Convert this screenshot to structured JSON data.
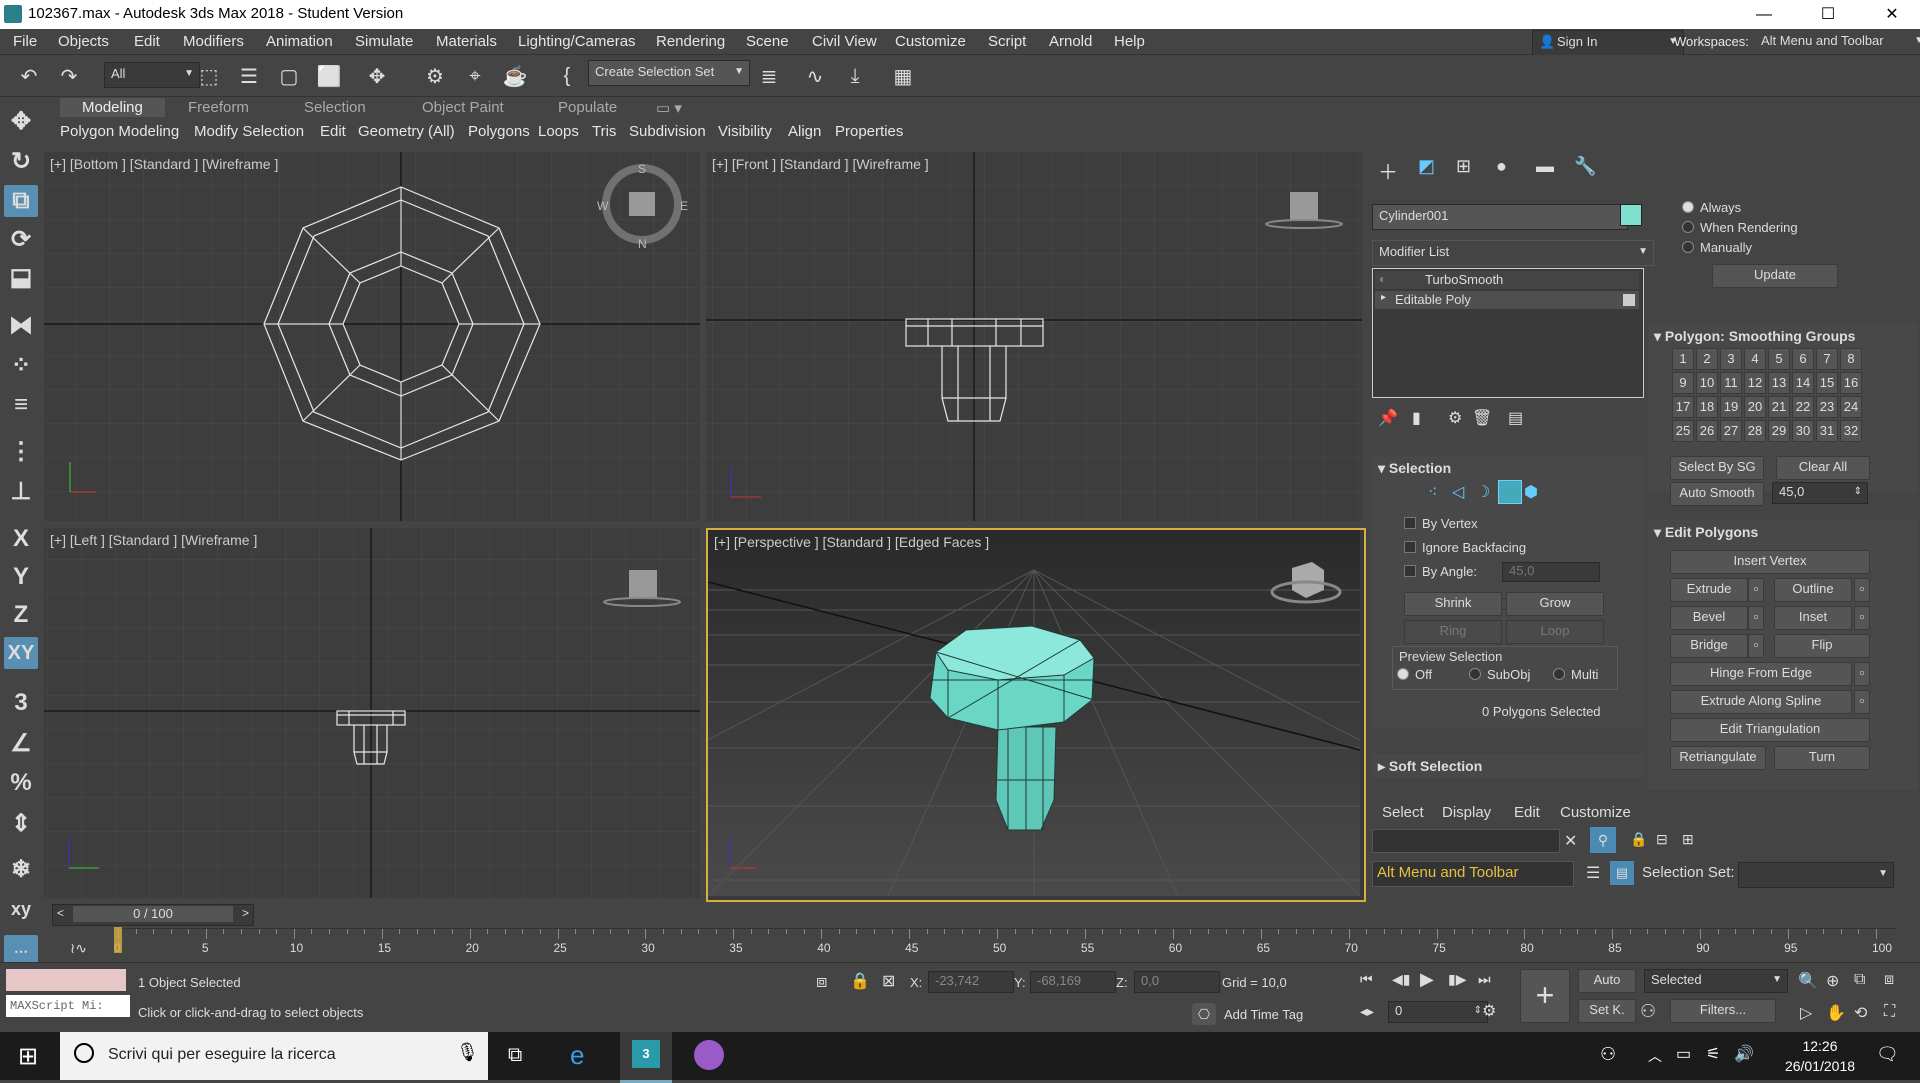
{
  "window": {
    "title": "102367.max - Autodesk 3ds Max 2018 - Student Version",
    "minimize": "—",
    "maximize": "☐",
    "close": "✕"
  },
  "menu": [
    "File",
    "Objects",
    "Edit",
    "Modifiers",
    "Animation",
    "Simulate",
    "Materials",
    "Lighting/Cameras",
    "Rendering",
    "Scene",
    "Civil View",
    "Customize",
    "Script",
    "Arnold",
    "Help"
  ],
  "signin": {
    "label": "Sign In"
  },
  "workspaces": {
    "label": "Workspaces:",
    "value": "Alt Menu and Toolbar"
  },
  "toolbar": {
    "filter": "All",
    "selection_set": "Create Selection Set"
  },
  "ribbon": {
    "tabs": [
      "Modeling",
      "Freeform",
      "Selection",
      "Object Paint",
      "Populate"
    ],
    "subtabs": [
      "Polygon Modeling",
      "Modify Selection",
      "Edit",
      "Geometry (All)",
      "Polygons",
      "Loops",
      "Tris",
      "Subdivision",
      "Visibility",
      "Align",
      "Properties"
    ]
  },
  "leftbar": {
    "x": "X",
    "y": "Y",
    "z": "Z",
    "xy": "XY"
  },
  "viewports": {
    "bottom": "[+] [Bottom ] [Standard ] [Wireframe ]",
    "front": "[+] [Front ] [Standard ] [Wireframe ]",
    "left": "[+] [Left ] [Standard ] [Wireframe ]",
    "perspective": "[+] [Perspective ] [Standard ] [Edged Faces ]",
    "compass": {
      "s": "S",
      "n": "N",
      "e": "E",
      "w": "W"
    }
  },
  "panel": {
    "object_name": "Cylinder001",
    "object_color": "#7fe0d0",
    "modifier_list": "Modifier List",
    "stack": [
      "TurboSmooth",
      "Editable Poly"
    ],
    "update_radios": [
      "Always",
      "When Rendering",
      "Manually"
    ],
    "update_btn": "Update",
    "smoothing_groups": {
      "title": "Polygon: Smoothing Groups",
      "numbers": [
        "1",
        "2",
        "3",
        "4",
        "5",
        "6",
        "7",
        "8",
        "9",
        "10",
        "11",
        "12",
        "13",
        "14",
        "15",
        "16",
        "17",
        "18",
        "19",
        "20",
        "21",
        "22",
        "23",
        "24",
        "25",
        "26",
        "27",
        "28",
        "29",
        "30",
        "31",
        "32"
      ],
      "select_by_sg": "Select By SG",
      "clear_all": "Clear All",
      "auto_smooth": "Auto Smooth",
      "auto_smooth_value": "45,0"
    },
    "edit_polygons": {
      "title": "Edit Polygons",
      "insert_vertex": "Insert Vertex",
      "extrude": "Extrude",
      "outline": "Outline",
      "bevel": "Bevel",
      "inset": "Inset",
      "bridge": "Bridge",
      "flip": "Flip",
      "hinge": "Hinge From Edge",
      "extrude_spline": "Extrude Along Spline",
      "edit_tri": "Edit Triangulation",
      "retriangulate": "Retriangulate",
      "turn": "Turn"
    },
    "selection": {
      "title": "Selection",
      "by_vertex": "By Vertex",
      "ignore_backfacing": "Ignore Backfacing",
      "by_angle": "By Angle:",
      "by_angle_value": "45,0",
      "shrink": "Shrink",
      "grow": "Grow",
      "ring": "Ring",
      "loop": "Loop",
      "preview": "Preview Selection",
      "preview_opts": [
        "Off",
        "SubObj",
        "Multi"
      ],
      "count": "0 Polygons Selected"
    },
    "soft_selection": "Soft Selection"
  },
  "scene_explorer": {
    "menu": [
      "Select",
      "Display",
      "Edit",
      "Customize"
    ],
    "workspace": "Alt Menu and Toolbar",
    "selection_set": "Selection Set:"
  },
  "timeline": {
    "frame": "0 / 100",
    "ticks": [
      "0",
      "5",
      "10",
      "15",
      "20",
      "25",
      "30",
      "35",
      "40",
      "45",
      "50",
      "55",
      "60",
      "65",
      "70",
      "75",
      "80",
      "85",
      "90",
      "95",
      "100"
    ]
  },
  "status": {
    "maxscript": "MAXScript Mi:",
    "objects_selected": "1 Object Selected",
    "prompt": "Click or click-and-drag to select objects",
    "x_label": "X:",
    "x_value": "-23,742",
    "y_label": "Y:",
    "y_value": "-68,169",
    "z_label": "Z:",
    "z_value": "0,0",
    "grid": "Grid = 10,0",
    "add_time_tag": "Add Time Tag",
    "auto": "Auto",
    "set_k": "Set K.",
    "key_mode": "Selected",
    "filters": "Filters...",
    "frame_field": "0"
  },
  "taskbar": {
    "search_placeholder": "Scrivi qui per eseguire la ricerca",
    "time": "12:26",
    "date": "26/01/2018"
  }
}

→ **INSTRUCTIONS TO FOLLOW**: Pictures are excluded; copy all other data exactly as shown.

→ **TASK SOLUTION**:
Convert this screenshot to structured JSON data.
{
  "window": {
    "title": "102367.max - Autodesk 3ds Max 2018 - Student Version",
    "minimize": "—",
    "maximize": "☐",
    "close": "✕"
  },
  "menu": [
    "File",
    "Objects",
    "Edit",
    "Modifiers",
    "Animation",
    "Simulate",
    "Materials",
    "Lighting/Cameras",
    "Rendering",
    "Scene",
    "Civil View",
    "Customize",
    "Script",
    "Arnold",
    "Help"
  ],
  "signin": {
    "label": "Sign In"
  },
  "workspaces": {
    "label": "Workspaces:",
    "value": "Alt Menu and Toolbar"
  },
  "toolbar": {
    "filter": "All",
    "selection_set": "Create Selection Set"
  },
  "ribbon": {
    "tabs": [
      "Modeling",
      "Freeform",
      "Selection",
      "Object Paint",
      "Populate"
    ],
    "subtabs": [
      "Polygon Modeling",
      "Modify Selection",
      "Edit",
      "Geometry (All)",
      "Polygons",
      "Loops",
      "Tris",
      "Subdivision",
      "Visibility",
      "Align",
      "Properties"
    ]
  },
  "leftbar": {
    "x": "X",
    "y": "Y",
    "z": "Z",
    "xy": "XY"
  },
  "viewports": {
    "bottom": "[+] [Bottom ] [Standard ] [Wireframe ]",
    "front": "[+] [Front ] [Standard ] [Wireframe ]",
    "left": "[+] [Left ] [Standard ] [Wireframe ]",
    "perspective": "[+] [Perspective ] [Standard ] [Edged Faces ]",
    "compass": {
      "s": "S",
      "n": "N",
      "e": "E",
      "w": "W"
    }
  },
  "panel": {
    "object_name": "Cylinder001",
    "object_color": "#7fe0d0",
    "modifier_list": "Modifier List",
    "stack": [
      "TurboSmooth",
      "Editable Poly"
    ],
    "update_radios": [
      "Always",
      "When Rendering",
      "Manually"
    ],
    "update_btn": "Update",
    "smoothing_groups": {
      "title": "Polygon: Smoothing Groups",
      "numbers": [
        "1",
        "2",
        "3",
        "4",
        "5",
        "6",
        "7",
        "8",
        "9",
        "10",
        "11",
        "12",
        "13",
        "14",
        "15",
        "16",
        "17",
        "18",
        "19",
        "20",
        "21",
        "22",
        "23",
        "24",
        "25",
        "26",
        "27",
        "28",
        "29",
        "30",
        "31",
        "32"
      ],
      "select_by_sg": "Select By SG",
      "clear_all": "Clear All",
      "auto_smooth": "Auto Smooth",
      "auto_smooth_value": "45,0"
    },
    "edit_polygons": {
      "title": "Edit Polygons",
      "insert_vertex": "Insert Vertex",
      "extrude": "Extrude",
      "outline": "Outline",
      "bevel": "Bevel",
      "inset": "Inset",
      "bridge": "Bridge",
      "flip": "Flip",
      "hinge": "Hinge From Edge",
      "extrude_spline": "Extrude Along Spline",
      "edit_tri": "Edit Triangulation",
      "retriangulate": "Retriangulate",
      "turn": "Turn"
    },
    "selection": {
      "title": "Selection",
      "by_vertex": "By Vertex",
      "ignore_backfacing": "Ignore Backfacing",
      "by_angle": "By Angle:",
      "by_angle_value": "45,0",
      "shrink": "Shrink",
      "grow": "Grow",
      "ring": "Ring",
      "loop": "Loop",
      "preview": "Preview Selection",
      "preview_opts": [
        "Off",
        "SubObj",
        "Multi"
      ],
      "count": "0 Polygons Selected"
    },
    "soft_selection": "Soft Selection"
  },
  "scene_explorer": {
    "menu": [
      "Select",
      "Display",
      "Edit",
      "Customize"
    ],
    "workspace": "Alt Menu and Toolbar",
    "selection_set": "Selection Set:"
  },
  "timeline": {
    "frame": "0 / 100",
    "ticks": [
      "0",
      "5",
      "10",
      "15",
      "20",
      "25",
      "30",
      "35",
      "40",
      "45",
      "50",
      "55",
      "60",
      "65",
      "70",
      "75",
      "80",
      "85",
      "90",
      "95",
      "100"
    ]
  },
  "status": {
    "maxscript": "MAXScript Mi:",
    "objects_selected": "1 Object Selected",
    "prompt": "Click or click-and-drag to select objects",
    "x_label": "X:",
    "x_value": "-23,742",
    "y_label": "Y:",
    "y_value": "-68,169",
    "z_label": "Z:",
    "z_value": "0,0",
    "grid": "Grid = 10,0",
    "add_time_tag": "Add Time Tag",
    "auto": "Auto",
    "set_k": "Set K.",
    "key_mode": "Selected",
    "filters": "Filters...",
    "frame_field": "0"
  },
  "taskbar": {
    "search_placeholder": "Scrivi qui per eseguire la ricerca",
    "time": "12:26",
    "date": "26/01/2018"
  }
}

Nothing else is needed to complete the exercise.